— begin Records for this task —

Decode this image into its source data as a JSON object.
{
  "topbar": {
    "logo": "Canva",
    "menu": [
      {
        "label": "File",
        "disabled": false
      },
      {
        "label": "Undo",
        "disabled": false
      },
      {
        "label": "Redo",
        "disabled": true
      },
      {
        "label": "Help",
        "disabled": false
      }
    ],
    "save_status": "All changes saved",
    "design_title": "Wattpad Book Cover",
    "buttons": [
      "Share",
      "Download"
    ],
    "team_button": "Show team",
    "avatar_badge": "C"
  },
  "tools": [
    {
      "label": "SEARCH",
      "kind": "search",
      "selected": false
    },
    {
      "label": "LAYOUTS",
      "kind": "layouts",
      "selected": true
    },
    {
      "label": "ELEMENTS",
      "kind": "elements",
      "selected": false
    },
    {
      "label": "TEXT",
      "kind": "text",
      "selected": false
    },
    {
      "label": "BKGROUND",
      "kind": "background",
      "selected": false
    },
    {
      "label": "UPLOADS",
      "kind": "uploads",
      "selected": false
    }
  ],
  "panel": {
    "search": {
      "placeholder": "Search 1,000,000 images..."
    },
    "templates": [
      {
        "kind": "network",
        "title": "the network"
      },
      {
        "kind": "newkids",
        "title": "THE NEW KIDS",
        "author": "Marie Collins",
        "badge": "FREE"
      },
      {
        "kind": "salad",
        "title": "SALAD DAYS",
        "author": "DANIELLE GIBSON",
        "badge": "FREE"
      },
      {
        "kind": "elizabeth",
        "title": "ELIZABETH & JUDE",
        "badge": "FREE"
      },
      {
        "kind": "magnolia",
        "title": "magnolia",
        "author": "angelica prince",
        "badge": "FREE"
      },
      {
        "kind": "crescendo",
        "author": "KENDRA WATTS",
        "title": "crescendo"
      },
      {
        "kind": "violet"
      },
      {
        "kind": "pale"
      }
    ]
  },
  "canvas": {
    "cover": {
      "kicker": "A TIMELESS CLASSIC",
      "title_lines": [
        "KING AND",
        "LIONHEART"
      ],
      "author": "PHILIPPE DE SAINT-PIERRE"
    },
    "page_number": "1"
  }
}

— end Records for this task —

** Work to be completed **
Exact copies of all the records are required.

** Answer to this problem **
Decode this image into its source data as a JSON object.
{
  "topbar": {
    "logo": "Canva",
    "menu": [
      {
        "label": "File",
        "disabled": false
      },
      {
        "label": "Undo",
        "disabled": false
      },
      {
        "label": "Redo",
        "disabled": true
      },
      {
        "label": "Help",
        "disabled": false
      }
    ],
    "save_status": "All changes saved",
    "design_title": "Wattpad Book Cover",
    "buttons": [
      "Share",
      "Download"
    ],
    "team_button": "Show team",
    "avatar_badge": "C"
  },
  "tools": [
    {
      "label": "SEARCH",
      "kind": "search",
      "selected": false
    },
    {
      "label": "LAYOUTS",
      "kind": "layouts",
      "selected": true
    },
    {
      "label": "ELEMENTS",
      "kind": "elements",
      "selected": false
    },
    {
      "label": "TEXT",
      "kind": "text",
      "selected": false
    },
    {
      "label": "BKGROUND",
      "kind": "background",
      "selected": false
    },
    {
      "label": "UPLOADS",
      "kind": "uploads",
      "selected": false
    }
  ],
  "panel": {
    "search": {
      "placeholder": "Search 1,000,000 images..."
    },
    "templates": [
      {
        "kind": "network",
        "title": "the network"
      },
      {
        "kind": "newkids",
        "title": "THE NEW KIDS",
        "author": "Marie Collins",
        "badge": "FREE"
      },
      {
        "kind": "salad",
        "title": "SALAD DAYS",
        "author": "DANIELLE GIBSON",
        "badge": "FREE"
      },
      {
        "kind": "elizabeth",
        "title": "ELIZABETH & JUDE",
        "badge": "FREE"
      },
      {
        "kind": "magnolia",
        "title": "magnolia",
        "author": "angelica prince",
        "badge": "FREE"
      },
      {
        "kind": "crescendo",
        "author": "KENDRA WATTS",
        "title": "crescendo"
      },
      {
        "kind": "violet"
      },
      {
        "kind": "pale"
      }
    ]
  },
  "canvas": {
    "cover": {
      "kicker": "A TIMELESS CLASSIC",
      "title_lines": [
        "KING AND",
        "LIONHEART"
      ],
      "author": "PHILIPPE DE SAINT-PIERRE"
    },
    "page_number": "1"
  }
}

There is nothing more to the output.